> **Supplied data**:

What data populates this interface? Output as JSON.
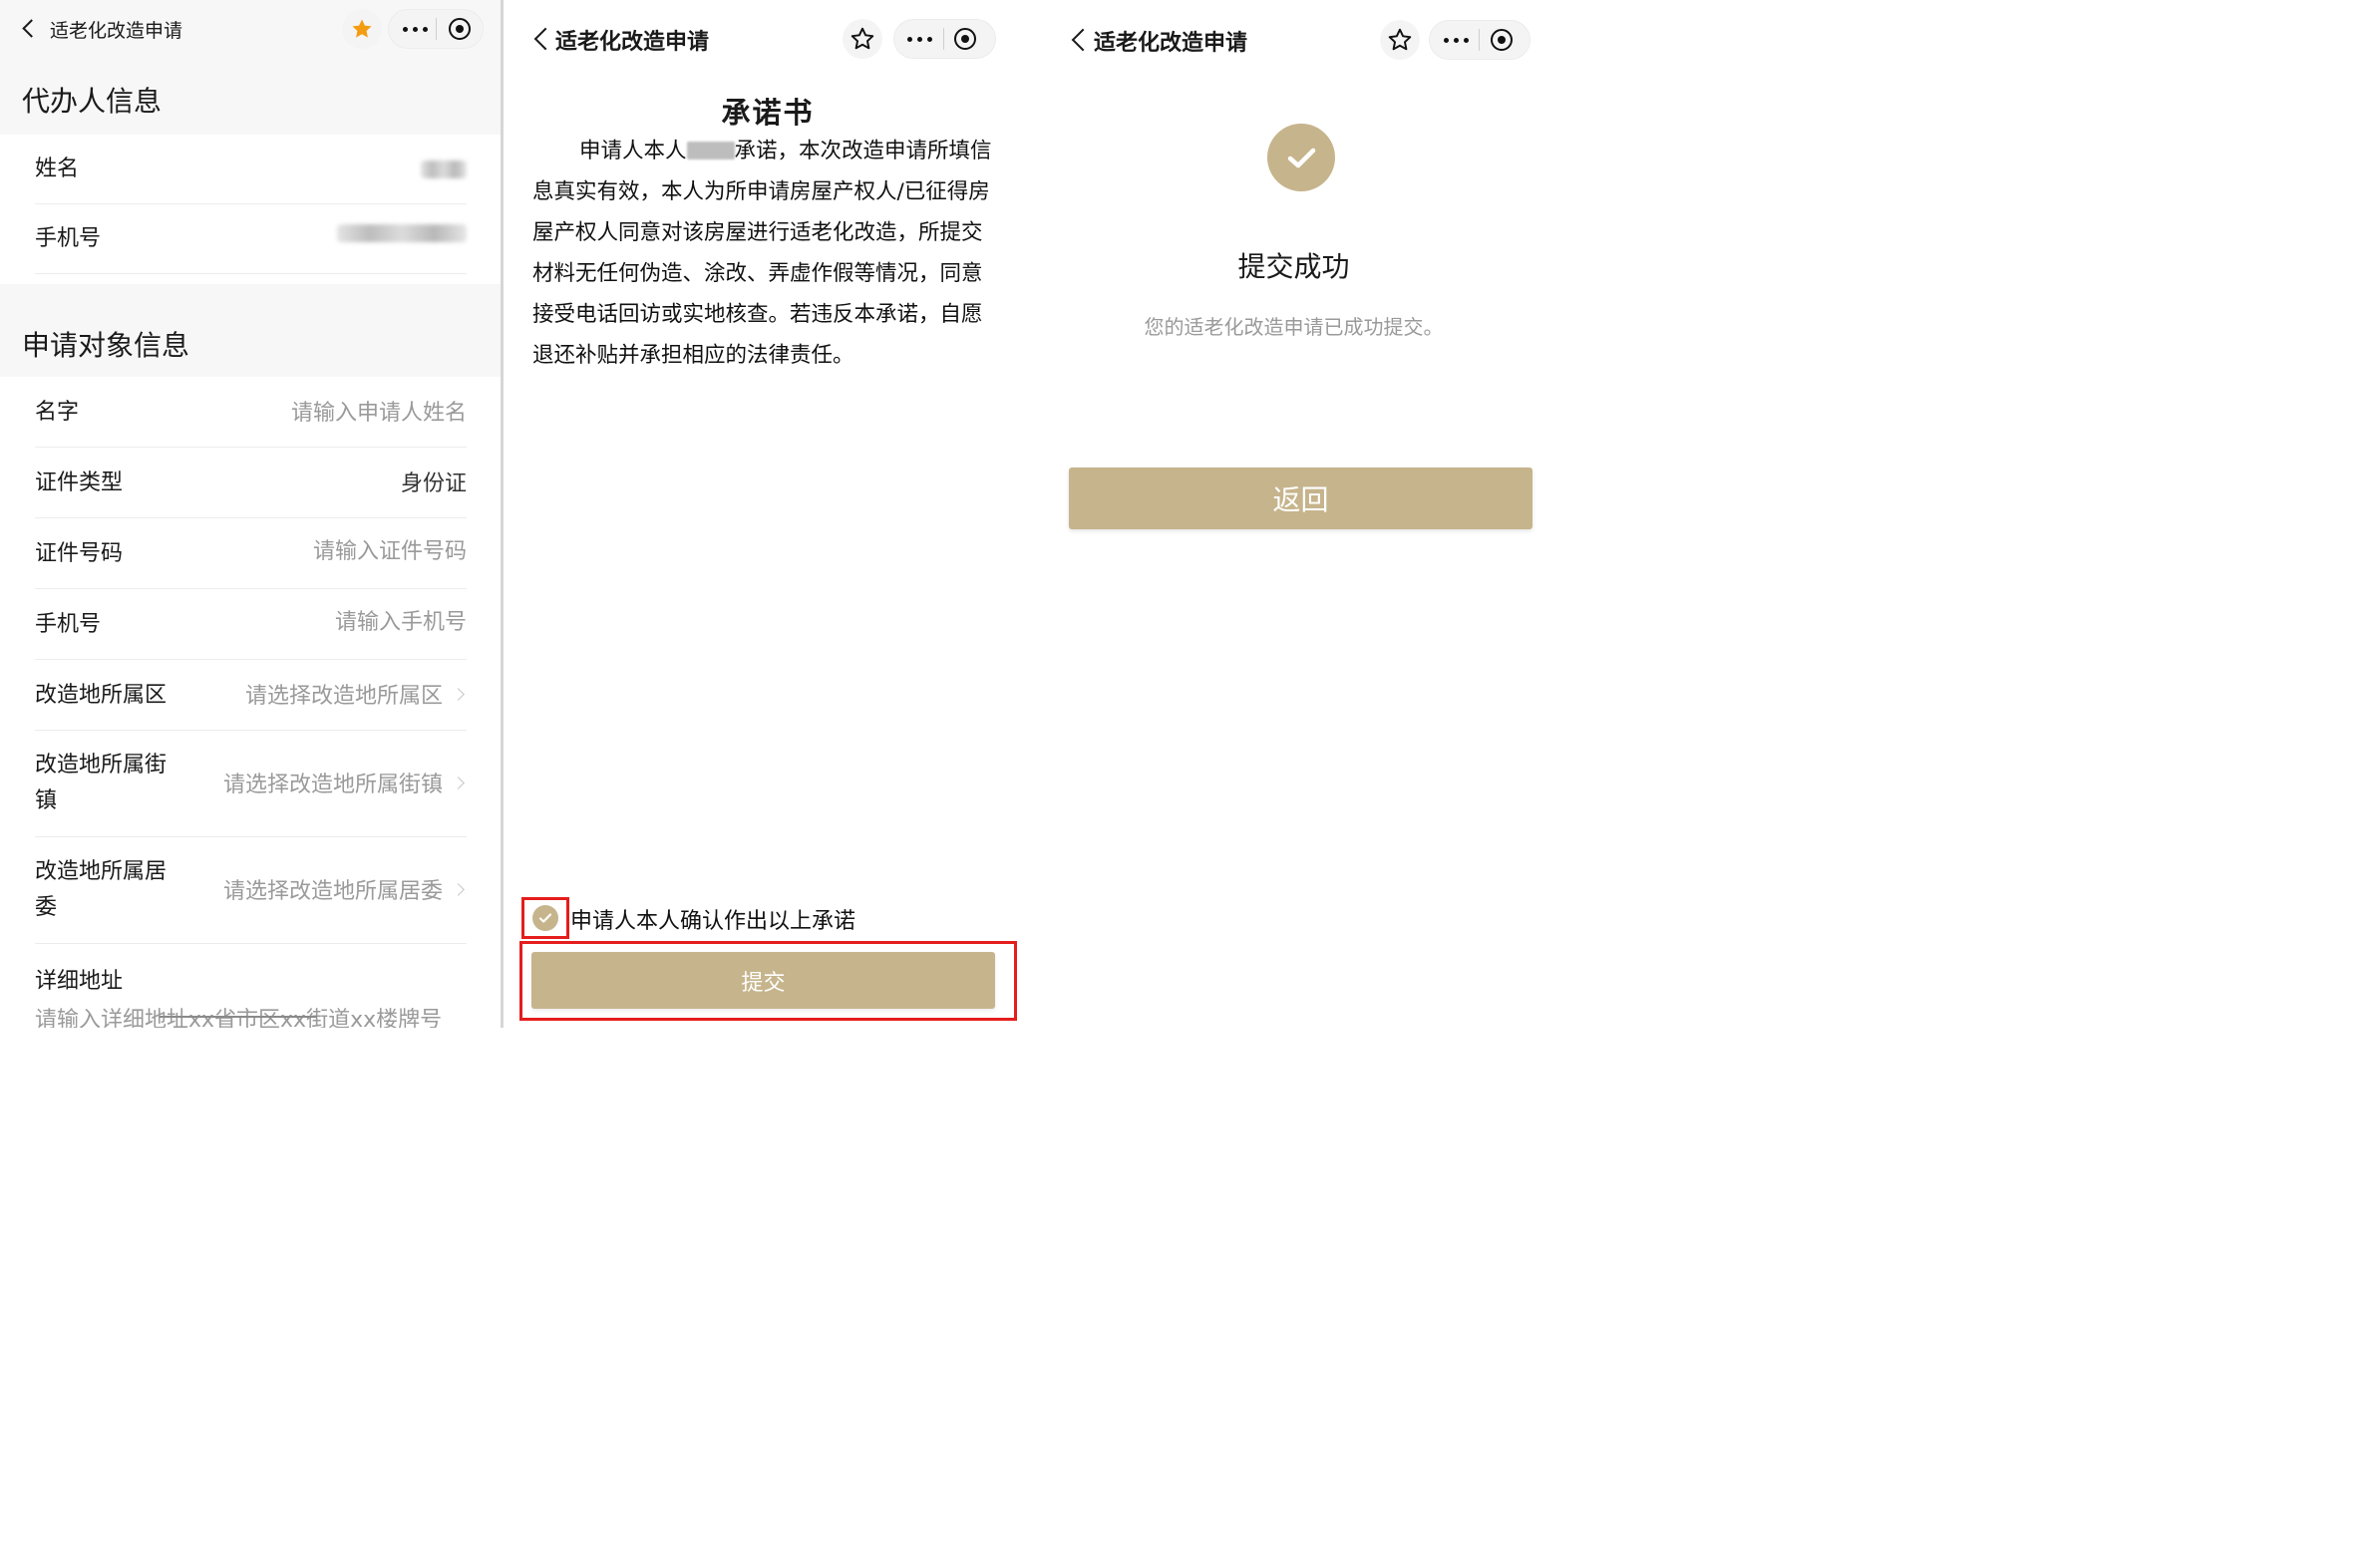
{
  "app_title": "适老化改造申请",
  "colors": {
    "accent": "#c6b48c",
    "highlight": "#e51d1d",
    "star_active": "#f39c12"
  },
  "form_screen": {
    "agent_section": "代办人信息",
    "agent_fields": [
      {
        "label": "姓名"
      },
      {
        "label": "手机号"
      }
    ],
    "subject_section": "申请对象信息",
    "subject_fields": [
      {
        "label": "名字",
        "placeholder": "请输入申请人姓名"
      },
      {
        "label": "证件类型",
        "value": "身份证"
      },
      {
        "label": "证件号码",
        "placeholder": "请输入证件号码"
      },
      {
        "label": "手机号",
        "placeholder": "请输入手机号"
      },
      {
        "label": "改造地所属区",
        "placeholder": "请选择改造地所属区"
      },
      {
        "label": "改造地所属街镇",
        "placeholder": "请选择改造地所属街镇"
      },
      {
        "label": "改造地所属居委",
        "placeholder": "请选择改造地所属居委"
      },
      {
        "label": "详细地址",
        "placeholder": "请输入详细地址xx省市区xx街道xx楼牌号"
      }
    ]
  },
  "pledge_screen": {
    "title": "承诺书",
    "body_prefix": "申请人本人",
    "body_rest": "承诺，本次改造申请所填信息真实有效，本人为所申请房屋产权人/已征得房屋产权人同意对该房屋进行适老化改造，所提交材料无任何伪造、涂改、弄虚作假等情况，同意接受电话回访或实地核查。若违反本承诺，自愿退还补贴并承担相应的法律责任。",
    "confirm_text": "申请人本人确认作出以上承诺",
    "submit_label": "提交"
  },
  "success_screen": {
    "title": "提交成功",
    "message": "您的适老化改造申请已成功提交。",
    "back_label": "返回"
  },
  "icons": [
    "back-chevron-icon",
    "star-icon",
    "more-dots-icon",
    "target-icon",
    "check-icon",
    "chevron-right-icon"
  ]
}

> **Directions for this task**: Each line above that holds the string "placeholder" should be copied and shown.

> **Solution to this task**:
        "placeholder": "请输入申请人姓名"
        "placeholder": "请输入证件号码"
        "placeholder": "请输入手机号"
        "placeholder": "请选择改造地所属区"
        "placeholder": "请选择改造地所属街镇"
        "placeholder": "请选择改造地所属居委"
        "placeholder": "请输入详细地址xx省市区xx街道xx楼牌号"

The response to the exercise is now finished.